Alumni in Action: Ted Feldman ’09
Because Wesleyan film studies focuses on the history and analysis of the discipline—teaching how rather than what to think—graduates are well-prepared for success both inside and outside the industry. Here, we highlight film students whose off-screen accomplishments range from medicine, to real estate, to education, and even to smokejumping. Accounts and photos as provided to the editorial staff.
Ted Feldman ’09
Occupation: Musician, filmmaker
Influential Film: All That Jazz
Music was always my great aim. I’d been playing music since I was very young, so when I came to Wesleyan, I assumed I’d be studying music. But I had an interesting split-screen experience in my first semester when I took Intro to Experimental Music and Intro to Film Studies at the same time. The music that we were looking at was very intellectual, but the movies that we were looking at (albeit through an intellectual lens) were very emotional and popular; we were studying popular culture with great respect. I’d grown up playing classical music but loving rock, pop, and rap music, and Scott Higgins’s class allowed me to appreciate those genres from an intellectual perspective. From the film studies major, I also took the kind of story analysis we did—learning how a film is crafted—and applied that to songwriting. I took the beat-by-beat experience of watching a film into the moment-by-moment experience of hearing a song in a way I’d never done before.

────────────────

→ WHAT THE TASK ASKS:
Reproduce the complete alumni profile of Ted Feldman word for word, with no changes.

Extracted records
────────────────

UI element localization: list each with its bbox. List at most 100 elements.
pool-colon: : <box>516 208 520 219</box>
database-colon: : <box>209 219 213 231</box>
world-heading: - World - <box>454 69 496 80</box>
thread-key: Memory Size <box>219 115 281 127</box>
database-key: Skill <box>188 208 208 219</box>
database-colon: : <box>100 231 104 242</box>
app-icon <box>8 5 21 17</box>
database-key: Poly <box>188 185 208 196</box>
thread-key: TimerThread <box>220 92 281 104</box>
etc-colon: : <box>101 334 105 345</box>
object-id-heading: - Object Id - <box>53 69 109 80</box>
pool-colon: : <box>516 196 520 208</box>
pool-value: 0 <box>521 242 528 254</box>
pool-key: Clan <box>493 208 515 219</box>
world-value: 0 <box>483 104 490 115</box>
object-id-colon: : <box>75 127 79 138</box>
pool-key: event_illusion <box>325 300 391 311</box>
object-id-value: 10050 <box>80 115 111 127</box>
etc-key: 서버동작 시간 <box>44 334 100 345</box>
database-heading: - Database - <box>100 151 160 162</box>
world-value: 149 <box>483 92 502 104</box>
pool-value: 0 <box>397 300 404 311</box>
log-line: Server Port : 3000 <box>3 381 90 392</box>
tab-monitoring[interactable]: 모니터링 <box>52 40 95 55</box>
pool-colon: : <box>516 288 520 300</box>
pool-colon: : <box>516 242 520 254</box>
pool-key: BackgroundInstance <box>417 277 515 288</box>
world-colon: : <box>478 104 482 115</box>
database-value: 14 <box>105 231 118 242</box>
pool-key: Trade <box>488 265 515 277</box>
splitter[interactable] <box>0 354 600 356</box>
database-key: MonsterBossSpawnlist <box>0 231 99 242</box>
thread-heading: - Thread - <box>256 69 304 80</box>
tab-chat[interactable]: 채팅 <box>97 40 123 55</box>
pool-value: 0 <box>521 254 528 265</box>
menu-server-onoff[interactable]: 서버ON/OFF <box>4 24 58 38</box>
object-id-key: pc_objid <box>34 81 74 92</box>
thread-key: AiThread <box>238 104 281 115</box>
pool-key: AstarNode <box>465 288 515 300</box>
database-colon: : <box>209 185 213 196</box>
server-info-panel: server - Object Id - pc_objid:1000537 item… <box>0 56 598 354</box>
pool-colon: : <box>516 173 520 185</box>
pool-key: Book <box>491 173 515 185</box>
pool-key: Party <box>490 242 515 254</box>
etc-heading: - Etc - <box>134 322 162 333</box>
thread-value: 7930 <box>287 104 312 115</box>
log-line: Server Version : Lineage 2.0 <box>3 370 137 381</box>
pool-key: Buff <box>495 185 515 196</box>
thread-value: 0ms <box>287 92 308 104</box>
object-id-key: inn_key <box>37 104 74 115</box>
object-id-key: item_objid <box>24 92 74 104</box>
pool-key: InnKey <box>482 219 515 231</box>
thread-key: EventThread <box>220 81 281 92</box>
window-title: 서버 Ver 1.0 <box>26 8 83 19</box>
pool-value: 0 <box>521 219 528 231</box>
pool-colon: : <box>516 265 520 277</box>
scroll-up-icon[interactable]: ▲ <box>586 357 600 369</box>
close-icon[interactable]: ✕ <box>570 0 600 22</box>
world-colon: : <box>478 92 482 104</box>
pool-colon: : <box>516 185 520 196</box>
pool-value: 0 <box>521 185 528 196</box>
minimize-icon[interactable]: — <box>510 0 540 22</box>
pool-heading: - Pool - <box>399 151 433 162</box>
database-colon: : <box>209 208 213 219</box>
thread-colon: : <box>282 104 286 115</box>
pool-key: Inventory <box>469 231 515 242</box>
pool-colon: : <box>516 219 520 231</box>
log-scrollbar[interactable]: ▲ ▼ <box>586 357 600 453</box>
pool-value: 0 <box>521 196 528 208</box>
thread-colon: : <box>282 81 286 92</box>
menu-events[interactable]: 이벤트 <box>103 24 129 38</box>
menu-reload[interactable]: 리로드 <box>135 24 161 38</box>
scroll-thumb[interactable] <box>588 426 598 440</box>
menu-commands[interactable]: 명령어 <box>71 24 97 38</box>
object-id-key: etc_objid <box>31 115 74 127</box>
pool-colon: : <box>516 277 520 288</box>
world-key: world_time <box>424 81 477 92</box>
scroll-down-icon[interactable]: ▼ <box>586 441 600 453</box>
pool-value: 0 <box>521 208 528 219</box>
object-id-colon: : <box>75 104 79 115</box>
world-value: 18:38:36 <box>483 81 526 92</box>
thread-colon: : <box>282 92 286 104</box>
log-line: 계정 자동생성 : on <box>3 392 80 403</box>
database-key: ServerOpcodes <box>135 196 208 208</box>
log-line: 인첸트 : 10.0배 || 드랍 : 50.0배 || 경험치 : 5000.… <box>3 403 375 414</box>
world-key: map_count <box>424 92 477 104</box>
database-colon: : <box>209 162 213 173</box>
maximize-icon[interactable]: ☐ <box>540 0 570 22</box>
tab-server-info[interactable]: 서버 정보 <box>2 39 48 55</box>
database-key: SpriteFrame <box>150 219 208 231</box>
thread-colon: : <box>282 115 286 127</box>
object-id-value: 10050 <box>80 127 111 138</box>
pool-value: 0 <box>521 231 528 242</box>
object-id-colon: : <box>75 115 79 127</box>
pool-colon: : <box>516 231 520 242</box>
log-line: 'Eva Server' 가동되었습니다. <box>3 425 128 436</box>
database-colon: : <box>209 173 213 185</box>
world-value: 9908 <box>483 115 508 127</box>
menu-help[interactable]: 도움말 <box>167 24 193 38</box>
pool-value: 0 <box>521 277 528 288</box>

────────────────

→ TASK RESULT:
Alumni in Action: Ted Feldman ’09
Because Wesleyan film studies focuses on the history and analysis of the discipline—teaching how rather than what to think—graduates are well-prepared for success both inside and outside the industry. Here, we highlight film students whose off-screen accomplishments range from medicine, to real estate, to education, and even to smokejumping. Accounts and photos as provided to the editorial staff.
Ted Feldman ’09
Occupation: Musician, filmmaker
Influential Film: All That Jazz
Music was always my great aim. I’d been playing music since I was very young, so when I came to Wesleyan, I assumed I’d be studying music. But I had an interesting split-screen experience in my first semester when I took Intro to Experimental Music and Intro to Film Studies at the same time. The music that we were looking at was very intellectual, but the movies that we were looking at (albeit through an intellectual lens) were very emotional and popular; we were studying popular culture with great respect. I’d grown up playing classical music but loving rock, pop, and rap music, and Scott Higgins’s class allowed me to appreciate those genres from an intellectual perspective. From the film studies major, I also took the kind of story analysis we did—learning how a film is crafted—and applied that to songwriting. I took the beat-by-beat experience of watching a film into the moment-by-moment experience of hearing a song in a way I’d never done before.